**Problem details**
Print all of the data exactly.

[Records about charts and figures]

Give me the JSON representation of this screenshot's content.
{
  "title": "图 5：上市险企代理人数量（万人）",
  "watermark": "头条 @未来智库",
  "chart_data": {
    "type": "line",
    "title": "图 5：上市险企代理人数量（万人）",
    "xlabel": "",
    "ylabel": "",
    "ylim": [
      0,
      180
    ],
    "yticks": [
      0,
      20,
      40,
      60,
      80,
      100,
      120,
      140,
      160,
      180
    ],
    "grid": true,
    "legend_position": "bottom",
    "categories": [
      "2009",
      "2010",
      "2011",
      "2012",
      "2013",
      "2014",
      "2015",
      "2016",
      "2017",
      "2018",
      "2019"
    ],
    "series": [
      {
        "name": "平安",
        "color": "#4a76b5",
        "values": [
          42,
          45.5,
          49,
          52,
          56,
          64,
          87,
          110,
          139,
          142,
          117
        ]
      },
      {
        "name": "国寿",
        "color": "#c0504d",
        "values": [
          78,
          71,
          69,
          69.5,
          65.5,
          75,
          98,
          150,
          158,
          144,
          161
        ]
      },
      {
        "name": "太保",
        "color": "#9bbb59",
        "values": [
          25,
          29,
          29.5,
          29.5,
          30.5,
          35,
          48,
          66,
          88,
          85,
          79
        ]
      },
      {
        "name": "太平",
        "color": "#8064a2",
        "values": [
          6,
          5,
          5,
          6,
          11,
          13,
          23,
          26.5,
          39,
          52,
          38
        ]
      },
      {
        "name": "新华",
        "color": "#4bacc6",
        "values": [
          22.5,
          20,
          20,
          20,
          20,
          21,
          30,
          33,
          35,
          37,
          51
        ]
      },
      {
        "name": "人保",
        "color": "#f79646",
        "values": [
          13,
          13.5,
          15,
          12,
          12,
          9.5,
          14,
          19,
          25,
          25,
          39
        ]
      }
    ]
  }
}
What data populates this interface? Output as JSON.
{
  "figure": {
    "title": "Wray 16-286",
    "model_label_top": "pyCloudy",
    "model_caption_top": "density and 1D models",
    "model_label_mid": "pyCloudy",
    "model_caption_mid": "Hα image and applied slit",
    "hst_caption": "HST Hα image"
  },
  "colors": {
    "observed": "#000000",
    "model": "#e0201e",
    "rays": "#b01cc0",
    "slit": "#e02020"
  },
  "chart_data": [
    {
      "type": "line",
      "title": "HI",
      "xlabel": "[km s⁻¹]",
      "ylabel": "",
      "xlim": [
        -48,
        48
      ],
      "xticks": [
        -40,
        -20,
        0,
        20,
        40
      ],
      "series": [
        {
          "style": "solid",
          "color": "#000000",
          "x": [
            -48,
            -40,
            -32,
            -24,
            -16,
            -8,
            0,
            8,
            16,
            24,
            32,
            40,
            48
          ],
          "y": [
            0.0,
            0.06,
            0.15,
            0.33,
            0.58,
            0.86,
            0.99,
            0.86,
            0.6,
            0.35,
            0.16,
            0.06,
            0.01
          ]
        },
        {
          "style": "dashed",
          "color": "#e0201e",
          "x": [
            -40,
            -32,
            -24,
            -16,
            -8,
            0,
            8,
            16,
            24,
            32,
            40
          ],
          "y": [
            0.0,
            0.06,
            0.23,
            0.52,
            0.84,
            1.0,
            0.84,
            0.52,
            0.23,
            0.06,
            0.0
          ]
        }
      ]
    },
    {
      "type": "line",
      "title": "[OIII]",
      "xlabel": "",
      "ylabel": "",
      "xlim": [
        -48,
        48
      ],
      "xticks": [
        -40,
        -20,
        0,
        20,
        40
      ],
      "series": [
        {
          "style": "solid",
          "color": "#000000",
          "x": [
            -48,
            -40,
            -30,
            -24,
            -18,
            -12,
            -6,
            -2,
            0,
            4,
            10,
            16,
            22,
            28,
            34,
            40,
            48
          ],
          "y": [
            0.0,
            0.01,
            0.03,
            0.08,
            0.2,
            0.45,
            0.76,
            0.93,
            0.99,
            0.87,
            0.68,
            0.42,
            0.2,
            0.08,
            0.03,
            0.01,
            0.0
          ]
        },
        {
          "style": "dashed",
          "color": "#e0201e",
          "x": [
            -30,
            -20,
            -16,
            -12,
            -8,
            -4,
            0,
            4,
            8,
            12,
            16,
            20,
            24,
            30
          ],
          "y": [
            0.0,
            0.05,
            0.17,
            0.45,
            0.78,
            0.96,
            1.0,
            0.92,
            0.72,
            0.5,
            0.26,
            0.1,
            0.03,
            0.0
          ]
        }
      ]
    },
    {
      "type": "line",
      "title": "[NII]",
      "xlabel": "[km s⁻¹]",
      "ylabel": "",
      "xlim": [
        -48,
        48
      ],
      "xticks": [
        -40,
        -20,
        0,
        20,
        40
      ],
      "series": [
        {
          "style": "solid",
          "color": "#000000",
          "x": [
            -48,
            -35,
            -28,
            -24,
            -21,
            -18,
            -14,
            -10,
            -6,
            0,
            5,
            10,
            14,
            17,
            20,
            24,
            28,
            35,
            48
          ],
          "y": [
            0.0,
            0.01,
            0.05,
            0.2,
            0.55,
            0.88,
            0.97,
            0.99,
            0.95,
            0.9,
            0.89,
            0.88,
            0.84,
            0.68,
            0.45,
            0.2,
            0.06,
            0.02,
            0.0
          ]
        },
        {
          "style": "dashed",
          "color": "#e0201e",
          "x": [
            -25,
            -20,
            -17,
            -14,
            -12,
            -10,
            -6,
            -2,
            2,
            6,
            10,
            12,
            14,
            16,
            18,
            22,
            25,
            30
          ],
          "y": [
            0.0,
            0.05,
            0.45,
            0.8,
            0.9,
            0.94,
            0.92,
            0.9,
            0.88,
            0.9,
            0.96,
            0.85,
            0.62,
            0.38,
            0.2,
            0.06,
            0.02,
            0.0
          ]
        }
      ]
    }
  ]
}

**Correct response**
Give me the JSON representation of this screenshot's content.
{
  "title": "图 5：上市险企代理人数量（万人）",
  "watermark": "头条 @未来智库",
  "chart_data": {
    "type": "line",
    "title": "图 5：上市险企代理人数量（万人）",
    "xlabel": "",
    "ylabel": "",
    "ylim": [
      0,
      180
    ],
    "yticks": [
      0,
      20,
      40,
      60,
      80,
      100,
      120,
      140,
      160,
      180
    ],
    "grid": true,
    "legend_position": "bottom",
    "categories": [
      "2009",
      "2010",
      "2011",
      "2012",
      "2013",
      "2014",
      "2015",
      "2016",
      "2017",
      "2018",
      "2019"
    ],
    "series": [
      {
        "name": "平安",
        "color": "#4a76b5",
        "values": [
          42,
          45.5,
          49,
          52,
          56,
          64,
          87,
          110,
          139,
          142,
          117
        ]
      },
      {
        "name": "国寿",
        "color": "#c0504d",
        "values": [
          78,
          71,
          69,
          69.5,
          65.5,
          75,
          98,
          150,
          158,
          144,
          161
        ]
      },
      {
        "name": "太保",
        "color": "#9bbb59",
        "values": [
          25,
          29,
          29.5,
          29.5,
          30.5,
          35,
          48,
          66,
          88,
          85,
          79
        ]
      },
      {
        "name": "太平",
        "color": "#8064a2",
        "values": [
          6,
          5,
          5,
          6,
          11,
          13,
          23,
          26.5,
          39,
          52,
          38
        ]
      },
      {
        "name": "新华",
        "color": "#4bacc6",
        "values": [
          22.5,
          20,
          20,
          20,
          20,
          21,
          30,
          33,
          35,
          37,
          51
        ]
      },
      {
        "name": "人保",
        "color": "#f79646",
        "values": [
          13,
          13.5,
          15,
          12,
          12,
          9.5,
          14,
          19,
          25,
          25,
          39
        ]
      }
    ]
  }
}
What data populates this interface? Output as JSON.
{
  "figure": {
    "title": "Wray 16-286",
    "model_label_top": "pyCloudy",
    "model_caption_top": "density and 1D models",
    "model_label_mid": "pyCloudy",
    "model_caption_mid": "Hα image and applied slit",
    "hst_caption": "HST Hα image"
  },
  "colors": {
    "observed": "#000000",
    "model": "#e0201e",
    "rays": "#b01cc0",
    "slit": "#e02020"
  },
  "chart_data": [
    {
      "type": "line",
      "title": "HI",
      "xlabel": "[km s⁻¹]",
      "ylabel": "",
      "xlim": [
        -48,
        48
      ],
      "xticks": [
        -40,
        -20,
        0,
        20,
        40
      ],
      "series": [
        {
          "style": "solid",
          "color": "#000000",
          "x": [
            -48,
            -40,
            -32,
            -24,
            -16,
            -8,
            0,
            8,
            16,
            24,
            32,
            40,
            48
          ],
          "y": [
            0.0,
            0.06,
            0.15,
            0.33,
            0.58,
            0.86,
            0.99,
            0.86,
            0.6,
            0.35,
            0.16,
            0.06,
            0.01
          ]
        },
        {
          "style": "dashed",
          "color": "#e0201e",
          "x": [
            -40,
            -32,
            -24,
            -16,
            -8,
            0,
            8,
            16,
            24,
            32,
            40
          ],
          "y": [
            0.0,
            0.06,
            0.23,
            0.52,
            0.84,
            1.0,
            0.84,
            0.52,
            0.23,
            0.06,
            0.0
          ]
        }
      ]
    },
    {
      "type": "line",
      "title": "[OIII]",
      "xlabel": "",
      "ylabel": "",
      "xlim": [
        -48,
        48
      ],
      "xticks": [
        -40,
        -20,
        0,
        20,
        40
      ],
      "series": [
        {
          "style": "solid",
          "color": "#000000",
          "x": [
            -48,
            -40,
            -30,
            -24,
            -18,
            -12,
            -6,
            -2,
            0,
            4,
            10,
            16,
            22,
            28,
            34,
            40,
            48
          ],
          "y": [
            0.0,
            0.01,
            0.03,
            0.08,
            0.2,
            0.45,
            0.76,
            0.93,
            0.99,
            0.87,
            0.68,
            0.42,
            0.2,
            0.08,
            0.03,
            0.01,
            0.0
          ]
        },
        {
          "style": "dashed",
          "color": "#e0201e",
          "x": [
            -30,
            -20,
            -16,
            -12,
            -8,
            -4,
            0,
            4,
            8,
            12,
            16,
            20,
            24,
            30
          ],
          "y": [
            0.0,
            0.05,
            0.17,
            0.45,
            0.78,
            0.96,
            1.0,
            0.92,
            0.72,
            0.5,
            0.26,
            0.1,
            0.03,
            0.0
          ]
        }
      ]
    },
    {
      "type": "line",
      "title": "[NII]",
      "xlabel": "[km s⁻¹]",
      "ylabel": "",
      "xlim": [
        -48,
        48
      ],
      "xticks": [
        -40,
        -20,
        0,
        20,
        40
      ],
      "series": [
        {
          "style": "solid",
          "color": "#000000",
          "x": [
            -48,
            -35,
            -28,
            -24,
            -21,
            -18,
            -14,
            -10,
            -6,
            0,
            5,
            10,
            14,
            17,
            20,
            24,
            28,
            35,
            48
          ],
          "y": [
            0.0,
            0.01,
            0.05,
            0.2,
            0.55,
            0.88,
            0.97,
            0.99,
            0.95,
            0.9,
            0.89,
            0.88,
            0.84,
            0.68,
            0.45,
            0.2,
            0.06,
            0.02,
            0.0
          ]
        },
        {
          "style": "dashed",
          "color": "#e0201e",
          "x": [
            -25,
            -20,
            -17,
            -14,
            -12,
            -10,
            -6,
            -2,
            2,
            6,
            10,
            12,
            14,
            16,
            18,
            22,
            25,
            30
          ],
          "y": [
            0.0,
            0.05,
            0.45,
            0.8,
            0.9,
            0.94,
            0.92,
            0.9,
            0.88,
            0.9,
            0.96,
            0.85,
            0.62,
            0.38,
            0.2,
            0.06,
            0.02,
            0.0
          ]
        }
      ]
    }
  ]
}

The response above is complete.